In the listing below, identify each line with the word "осуществляется" and return those lines.

[Saved data entries]
————

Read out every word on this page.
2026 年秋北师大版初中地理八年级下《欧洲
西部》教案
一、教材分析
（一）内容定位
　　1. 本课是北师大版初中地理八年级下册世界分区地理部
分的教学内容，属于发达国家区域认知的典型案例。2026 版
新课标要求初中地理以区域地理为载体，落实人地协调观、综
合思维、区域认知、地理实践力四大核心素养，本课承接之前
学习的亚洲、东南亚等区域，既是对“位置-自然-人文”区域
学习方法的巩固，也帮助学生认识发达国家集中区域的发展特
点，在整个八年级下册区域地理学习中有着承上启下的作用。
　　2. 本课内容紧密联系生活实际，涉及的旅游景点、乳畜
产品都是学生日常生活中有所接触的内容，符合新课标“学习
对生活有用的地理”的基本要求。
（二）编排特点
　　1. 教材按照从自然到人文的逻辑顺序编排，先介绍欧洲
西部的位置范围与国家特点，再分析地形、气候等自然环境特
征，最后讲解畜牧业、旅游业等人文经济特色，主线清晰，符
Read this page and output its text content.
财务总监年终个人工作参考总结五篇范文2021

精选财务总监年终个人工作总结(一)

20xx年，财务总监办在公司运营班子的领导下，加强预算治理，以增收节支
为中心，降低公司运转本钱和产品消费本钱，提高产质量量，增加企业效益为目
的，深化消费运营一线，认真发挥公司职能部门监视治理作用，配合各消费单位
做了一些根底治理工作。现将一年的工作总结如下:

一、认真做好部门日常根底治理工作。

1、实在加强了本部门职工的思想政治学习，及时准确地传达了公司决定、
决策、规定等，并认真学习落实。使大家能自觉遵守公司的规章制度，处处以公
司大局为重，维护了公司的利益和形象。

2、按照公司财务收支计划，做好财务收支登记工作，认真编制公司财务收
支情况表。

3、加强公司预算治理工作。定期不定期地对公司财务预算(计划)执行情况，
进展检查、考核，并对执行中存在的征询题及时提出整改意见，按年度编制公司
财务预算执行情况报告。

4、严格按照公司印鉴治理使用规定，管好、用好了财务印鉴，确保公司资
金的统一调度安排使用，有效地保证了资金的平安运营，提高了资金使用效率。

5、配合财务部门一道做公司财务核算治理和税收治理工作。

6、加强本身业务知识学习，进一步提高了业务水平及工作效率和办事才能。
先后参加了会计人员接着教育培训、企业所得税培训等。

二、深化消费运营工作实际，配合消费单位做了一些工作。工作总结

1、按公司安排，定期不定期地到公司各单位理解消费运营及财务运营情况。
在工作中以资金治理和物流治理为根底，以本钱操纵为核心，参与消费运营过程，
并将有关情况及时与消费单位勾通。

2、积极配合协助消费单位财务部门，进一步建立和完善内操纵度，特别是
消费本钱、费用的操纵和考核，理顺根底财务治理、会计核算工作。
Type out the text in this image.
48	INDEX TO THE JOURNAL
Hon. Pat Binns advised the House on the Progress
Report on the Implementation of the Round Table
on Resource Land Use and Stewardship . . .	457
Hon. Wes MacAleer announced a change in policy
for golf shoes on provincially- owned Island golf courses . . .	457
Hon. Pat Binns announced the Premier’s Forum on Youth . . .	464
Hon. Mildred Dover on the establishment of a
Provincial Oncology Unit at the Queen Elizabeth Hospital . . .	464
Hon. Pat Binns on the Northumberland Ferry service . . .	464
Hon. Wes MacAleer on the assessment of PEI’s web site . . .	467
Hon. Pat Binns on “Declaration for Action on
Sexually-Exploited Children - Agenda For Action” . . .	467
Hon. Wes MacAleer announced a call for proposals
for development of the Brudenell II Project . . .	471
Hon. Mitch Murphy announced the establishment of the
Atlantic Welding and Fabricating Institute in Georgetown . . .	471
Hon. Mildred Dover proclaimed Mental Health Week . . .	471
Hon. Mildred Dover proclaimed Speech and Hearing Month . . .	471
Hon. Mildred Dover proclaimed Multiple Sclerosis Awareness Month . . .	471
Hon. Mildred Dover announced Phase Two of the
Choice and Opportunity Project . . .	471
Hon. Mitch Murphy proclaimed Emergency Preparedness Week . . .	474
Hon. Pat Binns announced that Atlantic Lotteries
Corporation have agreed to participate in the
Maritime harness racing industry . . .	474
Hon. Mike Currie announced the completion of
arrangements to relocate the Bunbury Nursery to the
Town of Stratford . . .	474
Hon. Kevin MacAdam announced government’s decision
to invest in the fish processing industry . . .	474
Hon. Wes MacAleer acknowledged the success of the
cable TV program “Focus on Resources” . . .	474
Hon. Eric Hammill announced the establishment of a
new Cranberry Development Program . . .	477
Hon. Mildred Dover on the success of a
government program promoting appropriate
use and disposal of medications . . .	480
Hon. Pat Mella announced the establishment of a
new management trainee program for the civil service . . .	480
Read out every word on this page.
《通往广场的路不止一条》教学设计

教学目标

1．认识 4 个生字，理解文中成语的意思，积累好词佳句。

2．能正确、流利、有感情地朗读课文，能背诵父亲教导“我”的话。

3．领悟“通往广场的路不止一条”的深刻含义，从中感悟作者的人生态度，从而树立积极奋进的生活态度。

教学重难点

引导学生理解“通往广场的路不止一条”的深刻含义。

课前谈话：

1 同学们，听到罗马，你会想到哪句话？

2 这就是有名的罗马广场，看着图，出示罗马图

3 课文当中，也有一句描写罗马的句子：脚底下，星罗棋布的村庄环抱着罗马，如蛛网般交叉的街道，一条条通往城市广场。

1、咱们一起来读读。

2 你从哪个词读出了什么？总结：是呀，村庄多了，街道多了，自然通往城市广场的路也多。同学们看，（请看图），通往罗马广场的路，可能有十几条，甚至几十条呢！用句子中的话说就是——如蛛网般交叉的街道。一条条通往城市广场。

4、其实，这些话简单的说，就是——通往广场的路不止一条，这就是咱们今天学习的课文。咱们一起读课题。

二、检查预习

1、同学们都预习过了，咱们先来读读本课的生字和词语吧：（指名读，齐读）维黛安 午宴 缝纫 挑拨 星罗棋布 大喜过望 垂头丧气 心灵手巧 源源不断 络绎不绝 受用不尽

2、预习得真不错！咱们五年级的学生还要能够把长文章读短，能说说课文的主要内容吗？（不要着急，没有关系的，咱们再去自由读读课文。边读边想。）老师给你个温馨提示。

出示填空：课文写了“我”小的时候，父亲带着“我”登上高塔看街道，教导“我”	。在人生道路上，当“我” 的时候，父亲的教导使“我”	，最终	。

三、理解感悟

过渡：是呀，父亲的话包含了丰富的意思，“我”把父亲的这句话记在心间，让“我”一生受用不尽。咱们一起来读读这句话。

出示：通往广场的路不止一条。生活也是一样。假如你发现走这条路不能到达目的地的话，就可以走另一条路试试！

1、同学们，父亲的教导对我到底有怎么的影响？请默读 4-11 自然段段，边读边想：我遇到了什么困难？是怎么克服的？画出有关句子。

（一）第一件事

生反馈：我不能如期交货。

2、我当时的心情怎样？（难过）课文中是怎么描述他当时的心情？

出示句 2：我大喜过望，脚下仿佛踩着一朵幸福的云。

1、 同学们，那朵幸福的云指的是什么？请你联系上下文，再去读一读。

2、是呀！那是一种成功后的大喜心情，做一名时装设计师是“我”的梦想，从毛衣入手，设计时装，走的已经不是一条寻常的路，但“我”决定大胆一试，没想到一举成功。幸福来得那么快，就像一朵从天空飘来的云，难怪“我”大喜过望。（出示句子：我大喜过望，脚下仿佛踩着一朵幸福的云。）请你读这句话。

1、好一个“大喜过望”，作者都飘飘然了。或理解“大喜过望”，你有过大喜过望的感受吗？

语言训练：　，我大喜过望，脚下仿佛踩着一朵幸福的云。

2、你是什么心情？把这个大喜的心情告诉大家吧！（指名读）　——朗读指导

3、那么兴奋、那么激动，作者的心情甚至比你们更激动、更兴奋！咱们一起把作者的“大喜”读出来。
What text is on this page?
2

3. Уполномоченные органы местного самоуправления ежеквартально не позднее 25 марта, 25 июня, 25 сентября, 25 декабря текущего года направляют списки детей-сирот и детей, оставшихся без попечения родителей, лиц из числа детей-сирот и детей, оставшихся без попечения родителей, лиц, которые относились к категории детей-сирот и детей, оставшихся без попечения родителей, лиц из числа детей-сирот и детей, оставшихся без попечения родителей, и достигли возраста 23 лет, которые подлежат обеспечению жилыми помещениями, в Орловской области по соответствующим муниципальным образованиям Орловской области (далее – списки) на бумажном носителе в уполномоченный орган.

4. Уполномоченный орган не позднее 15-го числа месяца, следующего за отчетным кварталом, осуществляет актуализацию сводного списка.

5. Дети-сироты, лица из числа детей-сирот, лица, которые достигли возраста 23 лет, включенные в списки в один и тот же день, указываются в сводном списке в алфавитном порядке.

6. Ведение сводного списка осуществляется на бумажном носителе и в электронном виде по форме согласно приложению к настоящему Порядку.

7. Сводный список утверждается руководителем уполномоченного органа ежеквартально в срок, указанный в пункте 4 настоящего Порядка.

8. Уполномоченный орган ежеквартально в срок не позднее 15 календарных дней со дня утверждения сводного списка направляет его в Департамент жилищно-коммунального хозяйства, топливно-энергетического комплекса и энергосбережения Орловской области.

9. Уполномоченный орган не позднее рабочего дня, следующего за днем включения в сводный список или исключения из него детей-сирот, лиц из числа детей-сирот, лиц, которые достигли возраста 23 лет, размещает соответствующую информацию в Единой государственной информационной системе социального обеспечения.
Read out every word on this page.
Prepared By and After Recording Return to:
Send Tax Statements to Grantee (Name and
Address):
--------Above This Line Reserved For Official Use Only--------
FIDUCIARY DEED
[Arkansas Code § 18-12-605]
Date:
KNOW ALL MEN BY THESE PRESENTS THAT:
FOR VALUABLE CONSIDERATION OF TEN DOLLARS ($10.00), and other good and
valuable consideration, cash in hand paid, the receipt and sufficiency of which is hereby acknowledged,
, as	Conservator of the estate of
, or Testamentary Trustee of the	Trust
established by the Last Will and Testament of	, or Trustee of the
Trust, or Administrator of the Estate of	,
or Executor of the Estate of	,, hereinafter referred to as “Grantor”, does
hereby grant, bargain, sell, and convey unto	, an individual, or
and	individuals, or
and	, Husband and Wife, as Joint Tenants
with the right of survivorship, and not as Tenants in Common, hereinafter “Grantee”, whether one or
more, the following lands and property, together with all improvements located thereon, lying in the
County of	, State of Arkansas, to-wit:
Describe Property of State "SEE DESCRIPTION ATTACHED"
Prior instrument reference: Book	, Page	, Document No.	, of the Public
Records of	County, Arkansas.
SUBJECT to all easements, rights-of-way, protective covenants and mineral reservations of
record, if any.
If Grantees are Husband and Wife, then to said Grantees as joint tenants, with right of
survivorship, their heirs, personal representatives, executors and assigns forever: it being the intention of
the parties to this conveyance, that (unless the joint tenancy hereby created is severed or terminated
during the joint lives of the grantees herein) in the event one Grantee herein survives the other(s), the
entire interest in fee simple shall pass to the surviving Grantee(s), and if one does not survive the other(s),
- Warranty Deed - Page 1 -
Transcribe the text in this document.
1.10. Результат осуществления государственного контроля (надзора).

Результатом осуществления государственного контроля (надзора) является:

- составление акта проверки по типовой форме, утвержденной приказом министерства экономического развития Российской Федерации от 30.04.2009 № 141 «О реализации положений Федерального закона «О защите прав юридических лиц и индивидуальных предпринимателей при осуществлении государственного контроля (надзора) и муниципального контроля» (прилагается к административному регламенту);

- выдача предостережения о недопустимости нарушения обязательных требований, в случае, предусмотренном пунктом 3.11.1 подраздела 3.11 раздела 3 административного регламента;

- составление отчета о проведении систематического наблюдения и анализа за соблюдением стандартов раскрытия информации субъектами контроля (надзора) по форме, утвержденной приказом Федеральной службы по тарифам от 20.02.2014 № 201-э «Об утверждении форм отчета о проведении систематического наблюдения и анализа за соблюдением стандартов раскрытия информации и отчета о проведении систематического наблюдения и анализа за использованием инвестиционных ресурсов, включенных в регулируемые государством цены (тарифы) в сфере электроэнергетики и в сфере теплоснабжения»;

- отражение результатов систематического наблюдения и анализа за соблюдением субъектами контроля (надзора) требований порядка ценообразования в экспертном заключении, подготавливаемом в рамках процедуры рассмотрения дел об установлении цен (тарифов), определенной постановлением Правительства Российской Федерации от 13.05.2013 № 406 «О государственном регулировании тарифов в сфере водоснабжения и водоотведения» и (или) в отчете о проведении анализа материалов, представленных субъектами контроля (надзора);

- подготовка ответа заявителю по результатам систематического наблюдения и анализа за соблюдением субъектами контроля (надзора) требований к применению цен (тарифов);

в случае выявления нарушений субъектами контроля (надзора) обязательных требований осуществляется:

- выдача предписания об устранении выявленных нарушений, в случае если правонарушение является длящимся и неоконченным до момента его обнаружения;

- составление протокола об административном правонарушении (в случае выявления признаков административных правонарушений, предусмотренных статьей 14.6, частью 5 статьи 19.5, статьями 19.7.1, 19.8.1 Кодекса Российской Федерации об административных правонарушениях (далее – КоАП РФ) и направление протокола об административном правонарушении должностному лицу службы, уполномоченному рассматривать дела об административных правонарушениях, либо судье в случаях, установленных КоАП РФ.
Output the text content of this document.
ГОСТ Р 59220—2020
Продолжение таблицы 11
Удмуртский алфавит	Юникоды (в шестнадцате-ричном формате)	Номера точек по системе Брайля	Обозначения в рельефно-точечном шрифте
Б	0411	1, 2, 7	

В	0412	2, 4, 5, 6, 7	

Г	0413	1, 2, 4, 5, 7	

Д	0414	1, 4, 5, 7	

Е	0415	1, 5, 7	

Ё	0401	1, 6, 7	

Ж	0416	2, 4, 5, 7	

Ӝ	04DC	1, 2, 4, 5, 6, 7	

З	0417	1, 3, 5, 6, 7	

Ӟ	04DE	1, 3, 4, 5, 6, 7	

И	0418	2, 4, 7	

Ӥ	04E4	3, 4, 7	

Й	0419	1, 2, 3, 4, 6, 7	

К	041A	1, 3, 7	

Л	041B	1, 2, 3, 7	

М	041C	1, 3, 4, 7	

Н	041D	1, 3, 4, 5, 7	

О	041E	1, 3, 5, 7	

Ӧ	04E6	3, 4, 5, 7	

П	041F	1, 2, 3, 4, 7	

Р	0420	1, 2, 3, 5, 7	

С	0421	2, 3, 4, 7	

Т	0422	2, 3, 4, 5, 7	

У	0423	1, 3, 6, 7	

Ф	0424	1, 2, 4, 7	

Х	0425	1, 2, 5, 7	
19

————

• [WRITTEN REPLY]
6. Ведение сводного списка осуществляется на бумажном носителе и в электронном виде по форме согласно приложению к настоящему Порядку.
в случае выявления нарушений субъектами контроля (надзора) обязательных требований осуществляется:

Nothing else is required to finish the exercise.